### DOCUMENT PASSAGE

However a wave of resignations and suspensions followed as the post-convention equilibrium was shattered by revelations around the 2013 Steering Committee's handling of a Sexual Assault accusation. An accusation against a member who was now part of that new reform Steering Committee Slate. Members of the new reform Steering Committee who held positions of authority in 2013 were implicated.

This article will not focus on the details of the case, something about which there are vastly more qualified commentators. What will be stated about the particular case is a general endorsement of a proposal which emerged from the LIT-CI (La Voz) in the aftermath of a public crisis in the Mexican section of the Trotskyist Fraction (Left Voice). In response to accusations around Sergio Moissen, a leader of the MST and a professor at UNAM, the LIT-CI proposed an Independent Commission composed of members of the student and labor movements to lead an investigation and give a balanced verdict. Details of their perspective on that case and the LIT-CI’s proposal are available in Spanish here:

https://litci.org/es/menu/mundo/latinoamerica/mexico/que-metodo-y-que-moral-defienden-el-mts-mexicano-el-pts-argentino-y-el-movimiento-feminista-pan-y-rosas/

It has been shown that it is practically impossible to expect an effective investigation from a small political organization, more so when it involves members in leadership. The individual party tends to be gripped by an institutional logic which is more likely to render an institutional judgement. Someone loyal to and useful to the leadership clique is likely to be defended and considered to have unimpeachable morals, while accusations would immediately be accepted against dissidents or the opposition. In the case of the ISO and in many similar situations even if an internal investigation were carried out flawlessly, it would inevitably be doubted by broader organizations since it is a self-investigation conducted in secret.

An investigation conducted independently requires independence from the institutions which are inherently under question in such a case. At the local level a committee composed of members of community and political organizations, at higher levels potentially one composed of members of a conjuncture of organizations.

From Crisis to Collapse

The revelations around the 2013 case set in motion a series of resignations, suspensions and expulsions. The accused was on the new reform steering committee as well as one of the members who had a significant influence on the 2013 Steering Committee's treatment of the case.

######

### WHAT YOU NEED TO DO
Carry on the passage about the ISO's crisis over its handling of the 2013 case from the point where it stops. The records have nothing to do with this work.

### RECORDED INFORMATION

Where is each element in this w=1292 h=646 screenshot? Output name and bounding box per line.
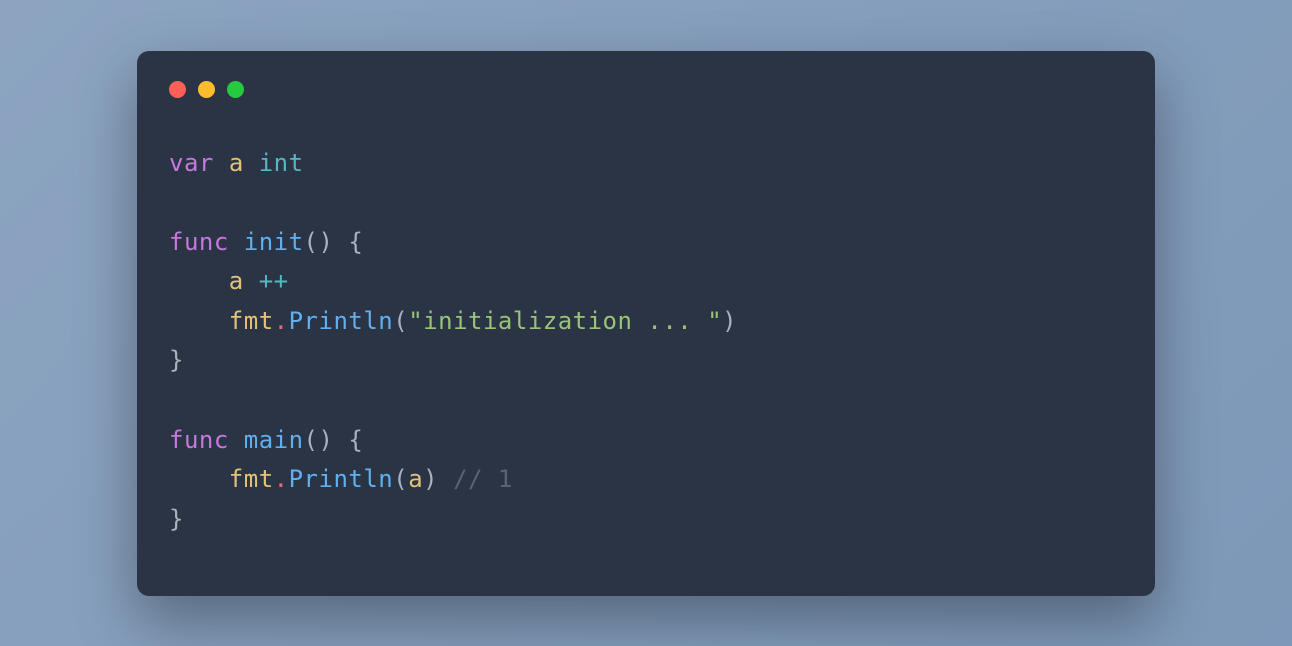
identifier-a: a [229,149,244,177]
indent [169,465,229,493]
func-main: main [244,426,304,454]
parens: () [304,228,334,256]
identifier-a: a [229,267,244,295]
brace-close: } [169,346,184,374]
close-icon[interactable] [169,81,186,98]
paren-close: ) [423,465,438,493]
func-println: Println [289,307,394,335]
brace-open: { [333,228,363,256]
code-block: var a int func init() { a ++ fmt.Println… [169,144,1123,540]
window-controls [169,81,1123,98]
identifier-a: a [408,465,423,493]
brace-open: { [333,426,363,454]
identifier-fmt: fmt [229,465,274,493]
dot: . [274,465,289,493]
func-init: init [244,228,304,256]
brace-close: } [169,505,184,533]
comment: // 1 [438,465,513,493]
identifier-fmt: fmt [229,307,274,335]
keyword-func: func [169,228,229,256]
code-window: var a int func init() { a ++ fmt.Println… [137,51,1155,596]
func-println: Println [289,465,394,493]
dot: . [274,307,289,335]
operator-increment: ++ [244,267,289,295]
indent [169,267,229,295]
minimize-icon[interactable] [198,81,215,98]
type-int: int [259,149,304,177]
indent [169,307,229,335]
string-literal: "initialization ... " [408,307,722,335]
keyword-func: func [169,426,229,454]
parens: () [304,426,334,454]
keyword-var: var [169,149,214,177]
maximize-icon[interactable] [227,81,244,98]
paren-open: ( [393,465,408,493]
paren-open: ( [393,307,408,335]
paren-close: ) [722,307,737,335]
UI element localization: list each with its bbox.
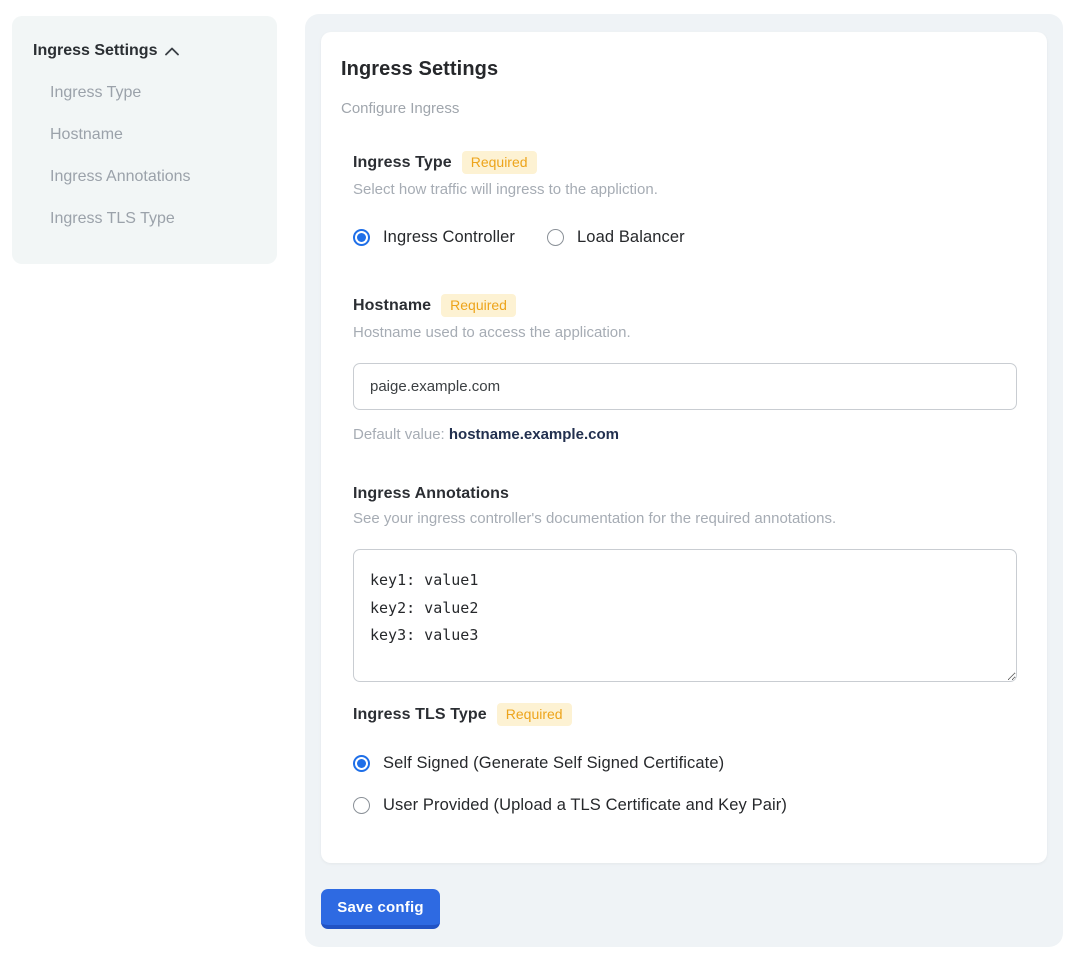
main-panel: Ingress Settings Configure Ingress Ingre… bbox=[305, 14, 1063, 947]
hostname-default-value-text: hostname.example.com bbox=[449, 426, 619, 443]
hostname-default-value: Default value: hostname.example.com bbox=[353, 426, 1016, 443]
hostname-input[interactable] bbox=[353, 363, 1017, 410]
radio-button-icon[interactable] bbox=[353, 755, 370, 772]
radio-self-signed[interactable]: Self Signed (Generate Self Signed Certif… bbox=[353, 754, 1016, 773]
ingress-annotations-description: See your ingress controller's documentat… bbox=[353, 510, 1016, 527]
hostname-group: Hostname Required Hostname used to acces… bbox=[353, 294, 1016, 443]
sidebar: Ingress Settings Ingress Type Hostname I… bbox=[12, 16, 277, 264]
ingress-tls-type-radio-group: Self Signed (Generate Self Signed Certif… bbox=[353, 754, 1016, 815]
required-badge: Required bbox=[462, 151, 537, 174]
required-badge: Required bbox=[497, 703, 572, 726]
ingress-type-description: Select how traffic will ingress to the a… bbox=[353, 181, 1016, 198]
page-subtitle: Configure Ingress bbox=[341, 100, 1016, 117]
ingress-annotations-group: Ingress Annotations See your ingress con… bbox=[353, 485, 1016, 682]
sidebar-item-ingress-tls-type[interactable]: Ingress TLS Type bbox=[33, 210, 257, 228]
sidebar-item-hostname[interactable]: Hostname bbox=[33, 126, 257, 144]
radio-load-balancer[interactable]: Load Balancer bbox=[547, 228, 685, 247]
ingress-settings-card: Ingress Settings Configure Ingress Ingre… bbox=[321, 32, 1047, 863]
radio-button-icon[interactable] bbox=[353, 797, 370, 814]
ingress-type-group: Ingress Type Required Select how traffic… bbox=[353, 151, 1016, 247]
chevron-up-icon bbox=[165, 47, 179, 56]
ingress-tls-type-group: Ingress TLS Type Required Self Signed (G… bbox=[353, 703, 1016, 815]
radio-button-icon[interactable] bbox=[547, 229, 564, 246]
ingress-type-label: Ingress Type bbox=[353, 154, 452, 172]
hostname-label: Hostname bbox=[353, 297, 431, 315]
sidebar-header-ingress-settings[interactable]: Ingress Settings bbox=[33, 42, 257, 60]
sidebar-item-ingress-type[interactable]: Ingress Type bbox=[33, 84, 257, 102]
radio-label: Ingress Controller bbox=[383, 228, 515, 247]
sidebar-item-ingress-annotations[interactable]: Ingress Annotations bbox=[33, 168, 257, 186]
ingress-type-radio-group: Ingress Controller Load Balancer bbox=[353, 228, 1016, 247]
page-title: Ingress Settings bbox=[341, 58, 1016, 81]
radio-label: Load Balancer bbox=[577, 228, 685, 247]
ingress-annotations-label: Ingress Annotations bbox=[353, 485, 509, 503]
radio-button-icon[interactable] bbox=[353, 229, 370, 246]
radio-user-provided[interactable]: User Provided (Upload a TLS Certificate … bbox=[353, 796, 1016, 815]
radio-label: User Provided (Upload a TLS Certificate … bbox=[383, 796, 787, 815]
sidebar-header-label: Ingress Settings bbox=[33, 42, 157, 60]
ingress-annotations-textarea[interactable]: key1: value1 key2: value2 key3: value3 bbox=[353, 549, 1017, 682]
save-config-button[interactable]: Save config bbox=[321, 889, 440, 929]
hostname-description: Hostname used to access the application. bbox=[353, 324, 1016, 341]
radio-label: Self Signed (Generate Self Signed Certif… bbox=[383, 754, 724, 773]
radio-ingress-controller[interactable]: Ingress Controller bbox=[353, 228, 515, 247]
ingress-tls-type-label: Ingress TLS Type bbox=[353, 706, 487, 724]
required-badge: Required bbox=[441, 294, 516, 317]
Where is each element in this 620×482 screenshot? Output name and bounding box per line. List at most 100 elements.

######

### TASK RESULT
This already tense situation of political reckoning was than accelerated when one of the paid organizers wrote an extensive document detailing their own experience of an abusive organizational and personal relationship with Ahmed Shawki. The personal accusations will not be detailed here (out of respect for requested privacy around that document), however even just on an organizational level much of what it revealed showed a culture steeped in emotional manipulation and abuse; tools which emanated out from the central leadership and were reproduced by the organizers and cadre who mediated between the leadership and the wider membership.

This second document revealed the deeply broken culture at the core of the ISO and proved to be a turning point for many branches and members as disaffiliations and resignations came in ever greater numbers. On March 24th a conference call among remaining members debated dissolution, with the overwhelming majority supporting this proposal. The remnants of the organization proceeded to debate the best way to move forward with dissolution and tallying up formal votes for the measure among the remaining membership. The results of the vote were recently revealed and the organization will be formally dissolved. (See: https://socialistworker.org/2019/04/02/the-isos-vote-to-dissolve-and-what-comes-next)

Post-Mortem

The incredible pace of events from convention to dissolution, has been difficult to keep pace with. A project to which militants dedicated years and even decades of their life has in the course of a few weeks completely dissolved.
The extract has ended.